Start of DOCUMENT SECTION

Data journalism project NarcoData peels back curtain on Mexican organized crime

A transnational collaboration between two Latin American digital sites has resulted in yet another data journalism project that exposes structures of some of the region’s biggest power players.

NarcoData, a project between Mexican digital news site Animal Político and Chilean digital platform Poderopedia, peels back the curtain on criminal groups in Mexico over the past four decades.

So far, the site has published visualizations, accompanied by videos, showing the growth of organized crime over the past seven Mexican presidencies, with a spotlight on that of current President Enrique Peña Nieto.

In the coming days, NarcoData will unveil new data visualizations around different topics, including the emergence of armed groups attached to cartels, the rivalries between cartels that started in the mid 1990s, the effects of the war on drugs on cartels, the geographic growth of organized crime over four decades and the evolution of organized crime in Mexico into large international drug trafficking organizations. Yet, the team at NarcoData plans to expand the project further.

“The Mexican State has failed, for decades, to give citizens information clearly, constantly, orderly, systematically and via open data, about organized crime and the results of their fight. NarcoData wants to be the digital platform to fill that void,” said Dulce Ramos, editor of Animal Político and coordinator of NarcoData.

Almost exactly one year ago, on Oct. 21, 2014, Animal Político received a document from the country’s Attorney General’s Office that they had requested through the Law of Transparency and Access to Information, according to the NarcoData site.

In addition to showing the criminal groups operating in Mexico and the cartels to which they answer, the document called into question “'myths’ created by public figures, like Mexico City is free from organized crime or that all the criminal groups lose power under the current federal government,” NarcoData said.

End of DOCUMENT SECTION

◆ WHAT TO WORK ON:
[1] In the NarcoData article, who is the editor of Animal Político and coordinator of NarcoData?
[2] Reproduce the passage of the NarcoData article starting at "NarcoData, a project" and ending at "Enrique Peña Nieto.".

Start of AVAILABLE DATA

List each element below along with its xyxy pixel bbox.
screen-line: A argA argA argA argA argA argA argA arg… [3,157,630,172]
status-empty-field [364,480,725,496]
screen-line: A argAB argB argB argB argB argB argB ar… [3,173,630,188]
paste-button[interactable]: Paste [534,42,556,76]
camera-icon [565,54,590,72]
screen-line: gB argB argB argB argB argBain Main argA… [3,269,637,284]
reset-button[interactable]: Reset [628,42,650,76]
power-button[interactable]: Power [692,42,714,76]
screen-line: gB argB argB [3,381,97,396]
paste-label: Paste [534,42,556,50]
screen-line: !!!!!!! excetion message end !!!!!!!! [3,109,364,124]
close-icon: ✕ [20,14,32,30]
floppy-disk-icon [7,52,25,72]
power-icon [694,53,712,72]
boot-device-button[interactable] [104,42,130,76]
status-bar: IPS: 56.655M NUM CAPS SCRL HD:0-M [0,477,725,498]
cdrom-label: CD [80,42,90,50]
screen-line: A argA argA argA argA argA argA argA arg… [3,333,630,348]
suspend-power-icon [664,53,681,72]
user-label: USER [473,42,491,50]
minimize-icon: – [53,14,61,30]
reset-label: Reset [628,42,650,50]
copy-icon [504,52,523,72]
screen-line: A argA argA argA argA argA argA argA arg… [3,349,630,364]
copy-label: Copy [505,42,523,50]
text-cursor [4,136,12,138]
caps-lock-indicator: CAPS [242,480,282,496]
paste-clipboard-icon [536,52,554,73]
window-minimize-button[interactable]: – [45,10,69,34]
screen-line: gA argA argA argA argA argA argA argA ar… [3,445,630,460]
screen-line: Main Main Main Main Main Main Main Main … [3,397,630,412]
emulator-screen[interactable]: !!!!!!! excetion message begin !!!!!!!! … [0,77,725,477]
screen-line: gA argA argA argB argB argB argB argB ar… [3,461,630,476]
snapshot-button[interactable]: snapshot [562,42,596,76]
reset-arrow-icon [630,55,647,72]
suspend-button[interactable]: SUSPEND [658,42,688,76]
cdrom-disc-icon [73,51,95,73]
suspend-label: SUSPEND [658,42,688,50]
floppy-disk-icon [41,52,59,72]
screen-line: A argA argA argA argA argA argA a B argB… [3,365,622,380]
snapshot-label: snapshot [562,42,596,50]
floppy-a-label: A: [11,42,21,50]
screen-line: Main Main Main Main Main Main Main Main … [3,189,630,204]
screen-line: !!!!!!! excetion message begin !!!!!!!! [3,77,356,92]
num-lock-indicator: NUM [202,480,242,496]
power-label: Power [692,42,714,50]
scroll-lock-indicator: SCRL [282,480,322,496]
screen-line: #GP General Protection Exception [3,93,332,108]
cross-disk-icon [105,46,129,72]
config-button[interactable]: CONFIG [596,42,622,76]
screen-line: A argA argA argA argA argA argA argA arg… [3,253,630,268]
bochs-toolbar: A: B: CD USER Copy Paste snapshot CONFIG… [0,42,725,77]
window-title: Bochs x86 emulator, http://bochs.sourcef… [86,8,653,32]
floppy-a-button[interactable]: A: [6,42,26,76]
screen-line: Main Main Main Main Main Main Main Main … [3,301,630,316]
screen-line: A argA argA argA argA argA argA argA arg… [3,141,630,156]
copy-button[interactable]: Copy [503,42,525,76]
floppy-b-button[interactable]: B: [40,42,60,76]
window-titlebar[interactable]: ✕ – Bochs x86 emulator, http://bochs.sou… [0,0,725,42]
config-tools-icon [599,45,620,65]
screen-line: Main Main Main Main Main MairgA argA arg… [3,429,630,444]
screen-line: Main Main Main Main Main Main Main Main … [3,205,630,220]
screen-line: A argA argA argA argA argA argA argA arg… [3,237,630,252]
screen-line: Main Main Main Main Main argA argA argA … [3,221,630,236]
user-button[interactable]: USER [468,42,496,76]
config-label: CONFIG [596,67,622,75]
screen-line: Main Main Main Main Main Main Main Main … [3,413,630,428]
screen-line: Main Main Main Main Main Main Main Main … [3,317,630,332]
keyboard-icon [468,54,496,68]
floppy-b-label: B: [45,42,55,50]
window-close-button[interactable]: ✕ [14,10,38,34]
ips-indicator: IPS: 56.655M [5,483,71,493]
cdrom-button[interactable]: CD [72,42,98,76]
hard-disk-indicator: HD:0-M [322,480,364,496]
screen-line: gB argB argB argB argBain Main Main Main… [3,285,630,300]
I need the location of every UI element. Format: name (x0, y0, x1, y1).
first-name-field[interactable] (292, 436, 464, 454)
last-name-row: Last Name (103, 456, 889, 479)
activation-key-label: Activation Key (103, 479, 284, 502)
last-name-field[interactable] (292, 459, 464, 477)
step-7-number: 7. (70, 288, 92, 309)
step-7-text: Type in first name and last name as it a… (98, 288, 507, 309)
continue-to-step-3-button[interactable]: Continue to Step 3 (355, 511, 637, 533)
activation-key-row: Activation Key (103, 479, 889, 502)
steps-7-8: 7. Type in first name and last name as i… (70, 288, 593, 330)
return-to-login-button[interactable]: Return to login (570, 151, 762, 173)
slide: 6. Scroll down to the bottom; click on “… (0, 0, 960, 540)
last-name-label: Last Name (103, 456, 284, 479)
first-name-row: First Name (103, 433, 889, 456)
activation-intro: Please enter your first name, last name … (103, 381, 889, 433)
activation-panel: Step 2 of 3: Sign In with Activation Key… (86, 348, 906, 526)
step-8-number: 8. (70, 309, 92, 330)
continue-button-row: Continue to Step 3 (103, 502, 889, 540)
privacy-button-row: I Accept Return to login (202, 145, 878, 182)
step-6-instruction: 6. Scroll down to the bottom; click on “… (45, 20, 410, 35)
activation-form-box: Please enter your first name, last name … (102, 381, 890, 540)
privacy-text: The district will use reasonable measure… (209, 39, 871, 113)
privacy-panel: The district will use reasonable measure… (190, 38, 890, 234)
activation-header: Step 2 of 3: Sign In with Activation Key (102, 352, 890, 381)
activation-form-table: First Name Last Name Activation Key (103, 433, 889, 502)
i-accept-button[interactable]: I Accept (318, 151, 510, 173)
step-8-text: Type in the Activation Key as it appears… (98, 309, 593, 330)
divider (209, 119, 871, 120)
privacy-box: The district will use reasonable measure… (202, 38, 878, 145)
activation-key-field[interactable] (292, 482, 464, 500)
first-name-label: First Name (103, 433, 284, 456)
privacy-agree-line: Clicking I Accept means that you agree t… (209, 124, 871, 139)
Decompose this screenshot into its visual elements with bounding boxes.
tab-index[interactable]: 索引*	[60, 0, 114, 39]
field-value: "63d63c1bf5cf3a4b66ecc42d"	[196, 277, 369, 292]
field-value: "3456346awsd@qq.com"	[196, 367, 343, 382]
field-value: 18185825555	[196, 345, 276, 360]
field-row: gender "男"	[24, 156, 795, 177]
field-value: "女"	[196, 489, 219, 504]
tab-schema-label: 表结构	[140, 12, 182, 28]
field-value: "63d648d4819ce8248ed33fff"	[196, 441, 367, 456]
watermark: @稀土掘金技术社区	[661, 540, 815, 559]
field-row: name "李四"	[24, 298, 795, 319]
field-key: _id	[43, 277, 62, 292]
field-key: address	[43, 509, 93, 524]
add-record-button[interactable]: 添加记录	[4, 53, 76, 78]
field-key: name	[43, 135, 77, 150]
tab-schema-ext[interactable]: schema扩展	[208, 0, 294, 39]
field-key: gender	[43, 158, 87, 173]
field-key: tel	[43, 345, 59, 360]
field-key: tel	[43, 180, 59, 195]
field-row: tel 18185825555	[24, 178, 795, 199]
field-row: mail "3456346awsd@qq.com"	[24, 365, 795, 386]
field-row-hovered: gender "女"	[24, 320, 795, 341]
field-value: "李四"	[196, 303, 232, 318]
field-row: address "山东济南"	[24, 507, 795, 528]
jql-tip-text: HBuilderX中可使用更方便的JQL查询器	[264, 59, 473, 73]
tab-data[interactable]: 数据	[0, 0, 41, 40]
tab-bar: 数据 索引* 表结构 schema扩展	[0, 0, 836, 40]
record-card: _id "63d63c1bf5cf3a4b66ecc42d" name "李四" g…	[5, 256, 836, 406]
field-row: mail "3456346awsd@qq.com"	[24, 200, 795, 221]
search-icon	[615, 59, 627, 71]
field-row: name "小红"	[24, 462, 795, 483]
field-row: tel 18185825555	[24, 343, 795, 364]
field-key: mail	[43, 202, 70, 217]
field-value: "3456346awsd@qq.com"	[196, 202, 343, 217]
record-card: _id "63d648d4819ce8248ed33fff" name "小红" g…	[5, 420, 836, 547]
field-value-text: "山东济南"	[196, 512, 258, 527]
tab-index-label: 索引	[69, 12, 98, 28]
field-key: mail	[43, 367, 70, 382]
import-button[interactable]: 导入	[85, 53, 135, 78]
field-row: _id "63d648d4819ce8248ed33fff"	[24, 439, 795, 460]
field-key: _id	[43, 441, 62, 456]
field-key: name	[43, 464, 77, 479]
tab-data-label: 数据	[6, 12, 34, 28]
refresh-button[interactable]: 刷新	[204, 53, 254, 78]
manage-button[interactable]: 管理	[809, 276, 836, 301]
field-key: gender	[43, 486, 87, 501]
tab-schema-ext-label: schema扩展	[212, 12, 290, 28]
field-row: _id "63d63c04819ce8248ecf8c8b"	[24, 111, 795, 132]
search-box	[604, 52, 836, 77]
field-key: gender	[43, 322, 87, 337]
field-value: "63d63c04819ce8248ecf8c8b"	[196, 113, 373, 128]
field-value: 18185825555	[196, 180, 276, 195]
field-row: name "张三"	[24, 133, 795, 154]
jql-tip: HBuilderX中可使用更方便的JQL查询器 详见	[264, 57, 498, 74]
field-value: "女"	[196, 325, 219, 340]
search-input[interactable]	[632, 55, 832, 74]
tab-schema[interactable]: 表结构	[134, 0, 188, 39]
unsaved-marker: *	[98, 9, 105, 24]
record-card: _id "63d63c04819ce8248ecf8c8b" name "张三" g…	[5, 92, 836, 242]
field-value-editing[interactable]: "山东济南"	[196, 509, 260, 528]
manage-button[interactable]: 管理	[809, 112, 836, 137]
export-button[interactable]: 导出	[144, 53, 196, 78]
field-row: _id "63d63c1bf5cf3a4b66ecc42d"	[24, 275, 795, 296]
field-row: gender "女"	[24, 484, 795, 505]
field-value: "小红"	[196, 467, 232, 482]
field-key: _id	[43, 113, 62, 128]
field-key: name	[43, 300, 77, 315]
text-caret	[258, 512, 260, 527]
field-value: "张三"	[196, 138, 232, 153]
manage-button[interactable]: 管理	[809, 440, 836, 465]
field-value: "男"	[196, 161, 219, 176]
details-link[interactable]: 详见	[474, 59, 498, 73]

End of AVAILABLE DATA

◆ RESPONSE LIST:
[1] Dulce Ramos

[2]
NarcoData, a project between Mexican digital news site Animal Político and Chilean digital platform Poderopedia, peels back the curtain on criminal groups in Mexico over the past four decades.

So far, the site has published visualizations, accompanied by videos, showing the growth of organized crime over the past seven Mexican presidencies, with a spotlight on that of current President Enrique Peña Nieto.